[STATED TASK A]
In the text about Daniella Walcott, what did she study at the University of Trinidad and Tobago?
[STATED TASK B]
Decide whether each statement agrees with the text about Daniella Walcott: (i) she spent her early childhood in Scarborough, Tobago; (ii) she placed at Miss World 2016; (iii) she graduated in November 2016. Answer yes or no for each, quoting the deciding words.

[TEXT BLOCK]
======

- Born: Daniella Walcott March 13, 1991 (age 35) Port of Spain, Trinidad and Tobago
- Education: University of Trinidad and Tobago
- Occupations: model; painter; entrepreneur;
- Height: 176 cm (5 ft 9 in)
- Beauty pageant titleholder
- Title: Miss Trinidad and Tobago 2016
- Years active: 2007–present
- Hair color: Brown
- Eye color: Hazel Green
- Major competition(s): Miss Trinidad and Tobago 2016 (Winner) Miss World 2016 (Unplaced)

= Daniella Walcott =

Trinidadian model and artistic painter (born 1991)

Daniella Walcott (born March 13, 1991) is a Trinidadian model, artistic painter and beauty pageant titleholder. She won the 2016 edition of the Miss Trinidad and Tobago beauty pageant and represented Trinidad and Tobago at Miss World 2016.

Wallcott has two younger sisters, Victoria Walcott and Laura Walcott. Her parents are Gregory and Claire Walcott. She is cousins with former Miss Trinidad 2008 Gabrielle Walcott.

==Early life and education==
Walcott was born in Trinidad but spent her early childhood at Scarborough, Tobago. She studied Theatre Design and Production from the University of Trinidad and Tobago and graduated in November 2017.

======

[INFORMATION SHOWN]

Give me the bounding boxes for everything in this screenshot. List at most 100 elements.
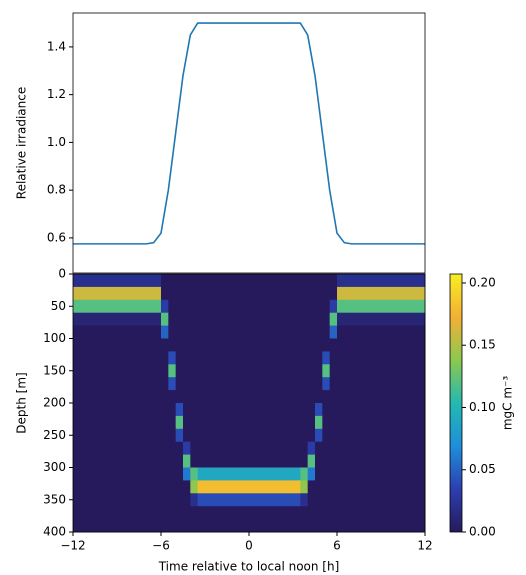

======

[CORRECT OUTPUT A]
Theatre Design and Production.

[CORRECT OUTPUT B]
(i) Yes: "spent her early childhood at Scarborough, Tobago"
(ii) No: "Miss World 2016 (Unplaced)"
(iii) No: "graduated in November 2017"